** BEGIN Data provided **

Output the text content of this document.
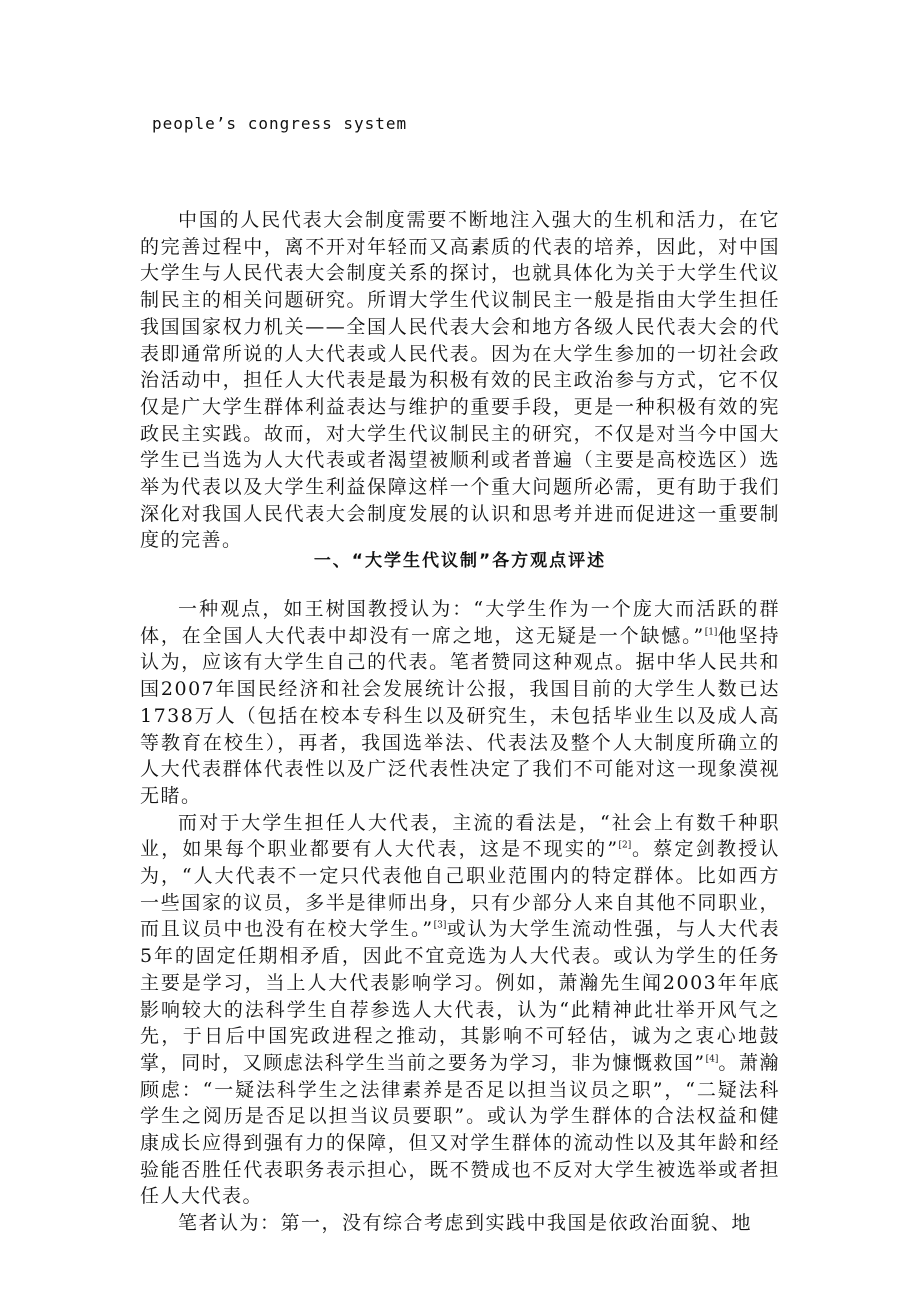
people’s congress system

中国的人民代表大会制度需要不断地注入强大的生机和活力，在它的完善过程中，离不开对年轻而又高素质的代表的培养，因此，对中国大学生与人民代表大会制度关系的探讨，也就具体化为关于大学生代议制民主的相关问题研究。所谓大学生代议制民主一般是指由大学生担任我国国家权力机关——全国人民代表大会和地方各级人民代表大会的代表即通常所说的人大代表或人民代表。因为在大学生参加的一切社会政治活动中，担任人大代表是最为积极有效的民主政治参与方式，它不仅仅是广大学生群体利益表达与维护的重要手段，更是一种积极有效的宪政民主实践。故而，对大学生代议制民主的研究，不仅是对当今中国大学生已当选为人大代表或者渴望被顺利或者普遍（主要是高校选区）选举为代表以及大学生利益保障这样一个重大问题所必需，更有助于我们深化对我国人民代表大会制度发展的认识和思考并进而促进这一重要制度的完善。

一、“大学生代议制”各方观点评述

一种观点，如王树国教授认为：“大学生作为一个庞大而活跃的群体，在全国人大代表中却没有一席之地，这无疑是一个缺憾。”[1]他坚持认为，应该有大学生自己的代表。笔者赞同这种观点。据中华人民共和国2007年国民经济和社会发展统计公报，我国目前的大学生人数已达1738万人（包括在校本专科生以及研究生，未包括毕业生以及成人高等教育在校生），再者，我国选举法、代表法及整个人大制度所确立的人大代表群体代表性以及广泛代表性决定了我们不可能对这一现象漠视无睹。

而对于大学生担任人大代表，主流的看法是，“社会上有数千种职业，如果每个职业都要有人大代表，这是不现实的”[2]。蔡定剑教授认为，“人大代表不一定只代表他自己职业范围内的特定群体。比如西方一些国家的议员，多半是律师出身，只有少部分人来自其他不同职业，而且议员中也没有在校大学生。”[3]或认为大学生流动性强，与人大代表5年的固定任期相矛盾，因此不宜竞选为人大代表。或认为学生的任务主要是学习，当上人大代表影响学习。例如，萧瀚先生闻2003年年底影响较大的法科学生自荐参选人大代表，认为“此精神此壮举开风气之先，于日后中国宪政进程之推动，其影响不可轻估，诚为之衷心地鼓掌，同时，又顾虑法科学生当前之要务为学习，非为慷慨救国”[4]。萧瀚顾虑：“一疑法科学生之法律素养是否足以担当议员之职”，“二疑法科学生之阅历是否足以担当议员要职”。或认为学生群体的合法权益和健康成长应得到强有力的保障，但又对学生群体的流动性以及其年龄和经验能否胜任代表职务表示担心，既不赞成也不反对大学生被选举或者担任人大代表。

笔者认为：第一，没有综合考虑到实践中我国是依政治面貌、地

** END Data provided **

What is being asked -> Make an exact copy of the whole listing, but don't bring over any pictures.

Full output ->
Output the text content of this document.
people’s congress system

中国的人民代表大会制度需要不断地注入强大的生机和活力，在它的完善过程中，离不开对年轻而又高素质的代表的培养，因此，对中国大学生与人民代表大会制度关系的探讨，也就具体化为关于大学生代议制民主的相关问题研究。所谓大学生代议制民主一般是指由大学生担任我国国家权力机关——全国人民代表大会和地方各级人民代表大会的代表即通常所说的人大代表或人民代表。因为在大学生参加的一切社会政治活动中，担任人大代表是最为积极有效的民主政治参与方式，它不仅仅是广大学生群体利益表达与维护的重要手段，更是一种积极有效的宪政民主实践。故而，对大学生代议制民主的研究，不仅是对当今中国大学生已当选为人大代表或者渴望被顺利或者普遍（主要是高校选区）选举为代表以及大学生利益保障这样一个重大问题所必需，更有助于我们深化对我国人民代表大会制度发展的认识和思考并进而促进这一重要制度的完善。

一、“大学生代议制”各方观点评述

一种观点，如王树国教授认为：“大学生作为一个庞大而活跃的群体，在全国人大代表中却没有一席之地，这无疑是一个缺憾。”[1]他坚持认为，应该有大学生自己的代表。笔者赞同这种观点。据中华人民共和国2007年国民经济和社会发展统计公报，我国目前的大学生人数已达1738万人（包括在校本专科生以及研究生，未包括毕业生以及成人高等教育在校生），再者，我国选举法、代表法及整个人大制度所确立的人大代表群体代表性以及广泛代表性决定了我们不可能对这一现象漠视无睹。

而对于大学生担任人大代表，主流的看法是，“社会上有数千种职业，如果每个职业都要有人大代表，这是不现实的”[2]。蔡定剑教授认为，“人大代表不一定只代表他自己职业范围内的特定群体。比如西方一些国家的议员，多半是律师出身，只有少部分人来自其他不同职业，而且议员中也没有在校大学生。”[3]或认为大学生流动性强，与人大代表5年的固定任期相矛盾，因此不宜竞选为人大代表。或认为学生的任务主要是学习，当上人大代表影响学习。例如，萧瀚先生闻2003年年底影响较大的法科学生自荐参选人大代表，认为“此精神此壮举开风气之先，于日后中国宪政进程之推动，其影响不可轻估，诚为之衷心地鼓掌，同时，又顾虑法科学生当前之要务为学习，非为慷慨救国”[4]。萧瀚顾虑：“一疑法科学生之法律素养是否足以担当议员之职”，“二疑法科学生之阅历是否足以担当议员要职”。或认为学生群体的合法权益和健康成长应得到强有力的保障，但又对学生群体的流动性以及其年龄和经验能否胜任代表职务表示担心，既不赞成也不反对大学生被选举或者担任人大代表。

笔者认为：第一，没有综合考虑到实践中我国是依政治面貌、地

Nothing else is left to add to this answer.